Take the material below and retype it in full; pictures are left out.

→ **EXERCISE INPUT**:
--- Start ---

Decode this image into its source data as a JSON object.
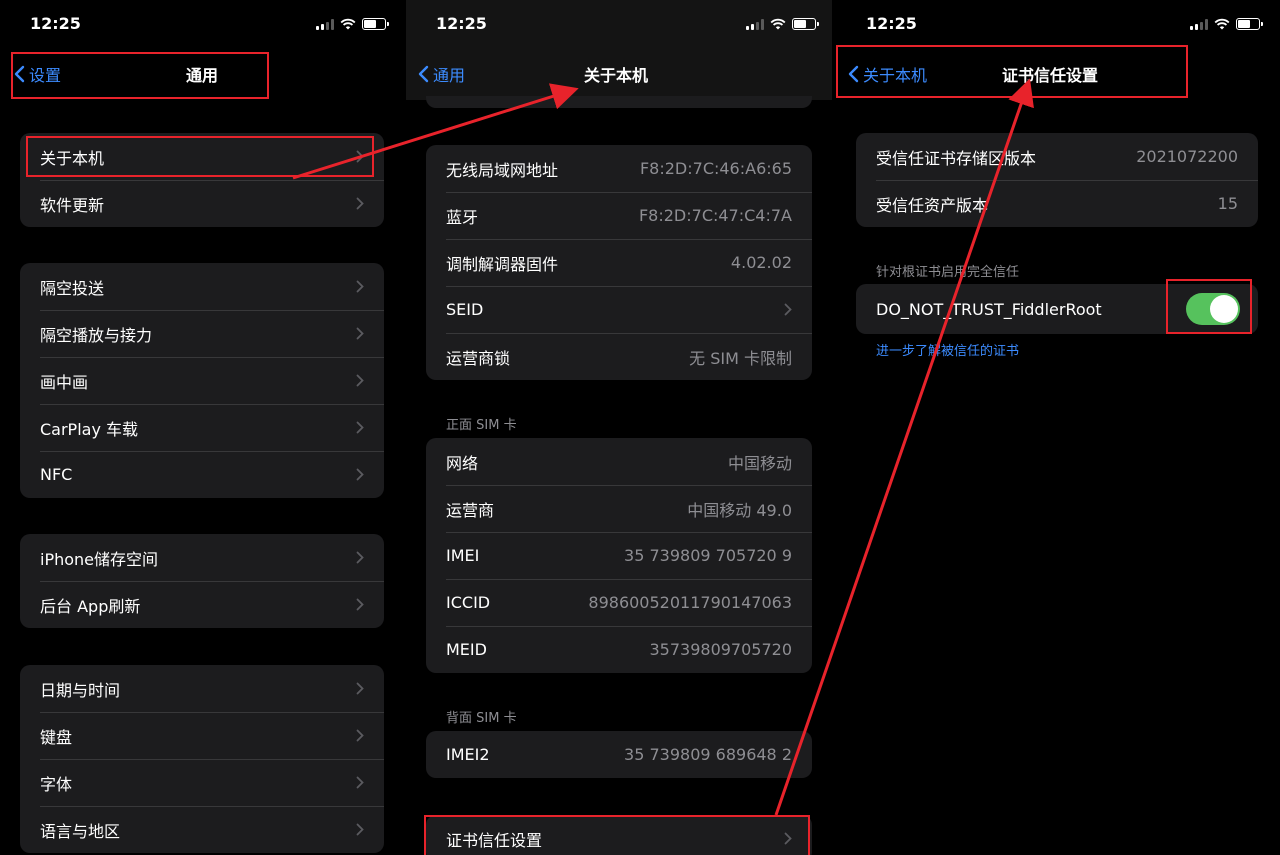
{
  "panel1": {
    "time": "12:25",
    "back_label": "设置",
    "title": "通用",
    "groups": [
      [
        {
          "label": "关于本机"
        },
        {
          "label": "软件更新"
        }
      ],
      [
        {
          "label": "隔空投送"
        },
        {
          "label": "隔空播放与接力"
        },
        {
          "label": "画中画"
        },
        {
          "label": "CarPlay 车载"
        },
        {
          "label": "NFC"
        }
      ],
      [
        {
          "label": "iPhone储存空间"
        },
        {
          "label": "后台 App刷新"
        }
      ],
      [
        {
          "label": "日期与时间"
        },
        {
          "label": "键盘"
        },
        {
          "label": "字体"
        },
        {
          "label": "语言与地区"
        }
      ]
    ]
  },
  "panel2": {
    "time": "12:25",
    "back_label": "通用",
    "title": "关于本机",
    "network_group": [
      {
        "label": "无线局域网地址",
        "value": "F8:2D:7C:46:A6:65"
      },
      {
        "label": "蓝牙",
        "value": "F8:2D:7C:47:C4:7A"
      },
      {
        "label": "调制解调器固件",
        "value": "4.02.02"
      },
      {
        "label": "SEID",
        "value": ""
      },
      {
        "label": "运营商锁",
        "value": "无 SIM 卡限制"
      }
    ],
    "front_sim_label": "正面 SIM 卡",
    "front_sim_group": [
      {
        "label": "网络",
        "value": "中国移动"
      },
      {
        "label": "运营商",
        "value": "中国移动 49.0"
      },
      {
        "label": "IMEI",
        "value": "35 739809 705720 9"
      },
      {
        "label": "ICCID",
        "value": "89860052011790147063"
      },
      {
        "label": "MEID",
        "value": "35739809705720"
      }
    ],
    "back_sim_label": "背面 SIM 卡",
    "back_sim_group": [
      {
        "label": "IMEI2",
        "value": "35 739809 689648 2"
      }
    ],
    "cert_trust_label": "证书信任设置"
  },
  "panel3": {
    "time": "12:25",
    "back_label": "关于本机",
    "title": "证书信任设置",
    "info_group": [
      {
        "label": "受信任证书存储区版本",
        "value": "2021072200"
      },
      {
        "label": "受信任资产版本",
        "value": "15"
      }
    ],
    "section_label": "针对根证书启用完全信任",
    "cert_name": "DO_NOT_TRUST_FiddlerRoot",
    "toggle_on": true,
    "learn_more": "进一步了解被信任的证书"
  },
  "colors": {
    "accent": "#3c8bfe",
    "toggle_on": "#56c25d",
    "annotation_red": "#e8232b",
    "cell_bg": "#1c1c1e"
  }
}
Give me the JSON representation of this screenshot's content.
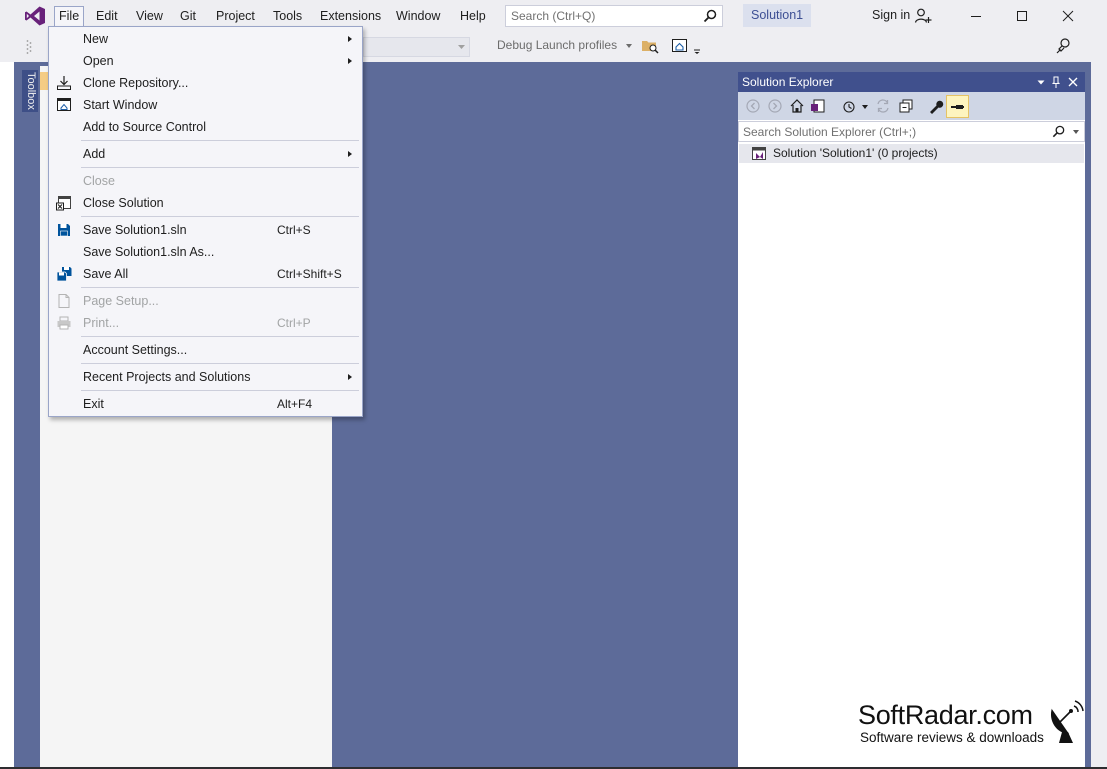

--- End ---

→ **OUTPUT FOR THIS TASK**:
Decode this image into its source data as a JSON object.
{
  "panel1": {
    "time": "12:25",
    "back_label": "设置",
    "title": "通用",
    "groups": [
      [
        {
          "label": "关于本机"
        },
        {
          "label": "软件更新"
        }
      ],
      [
        {
          "label": "隔空投送"
        },
        {
          "label": "隔空播放与接力"
        },
        {
          "label": "画中画"
        },
        {
          "label": "CarPlay 车载"
        },
        {
          "label": "NFC"
        }
      ],
      [
        {
          "label": "iPhone储存空间"
        },
        {
          "label": "后台 App刷新"
        }
      ],
      [
        {
          "label": "日期与时间"
        },
        {
          "label": "键盘"
        },
        {
          "label": "字体"
        },
        {
          "label": "语言与地区"
        }
      ]
    ]
  },
  "panel2": {
    "time": "12:25",
    "back_label": "通用",
    "title": "关于本机",
    "network_group": [
      {
        "label": "无线局域网地址",
        "value": "F8:2D:7C:46:A6:65"
      },
      {
        "label": "蓝牙",
        "value": "F8:2D:7C:47:C4:7A"
      },
      {
        "label": "调制解调器固件",
        "value": "4.02.02"
      },
      {
        "label": "SEID",
        "value": ""
      },
      {
        "label": "运营商锁",
        "value": "无 SIM 卡限制"
      }
    ],
    "front_sim_label": "正面 SIM 卡",
    "front_sim_group": [
      {
        "label": "网络",
        "value": "中国移动"
      },
      {
        "label": "运营商",
        "value": "中国移动 49.0"
      },
      {
        "label": "IMEI",
        "value": "35 739809 705720 9"
      },
      {
        "label": "ICCID",
        "value": "89860052011790147063"
      },
      {
        "label": "MEID",
        "value": "35739809705720"
      }
    ],
    "back_sim_label": "背面 SIM 卡",
    "back_sim_group": [
      {
        "label": "IMEI2",
        "value": "35 739809 689648 2"
      }
    ],
    "cert_trust_label": "证书信任设置"
  },
  "panel3": {
    "time": "12:25",
    "back_label": "关于本机",
    "title": "证书信任设置",
    "info_group": [
      {
        "label": "受信任证书存储区版本",
        "value": "2021072200"
      },
      {
        "label": "受信任资产版本",
        "value": "15"
      }
    ],
    "section_label": "针对根证书启用完全信任",
    "cert_name": "DO_NOT_TRUST_FiddlerRoot",
    "toggle_on": true,
    "learn_more": "进一步了解被信任的证书"
  },
  "colors": {
    "accent": "#3c8bfe",
    "toggle_on": "#56c25d",
    "annotation_red": "#e8232b",
    "cell_bg": "#1c1c1e"
  }
}
Give me the JSON representation of this screenshot's content.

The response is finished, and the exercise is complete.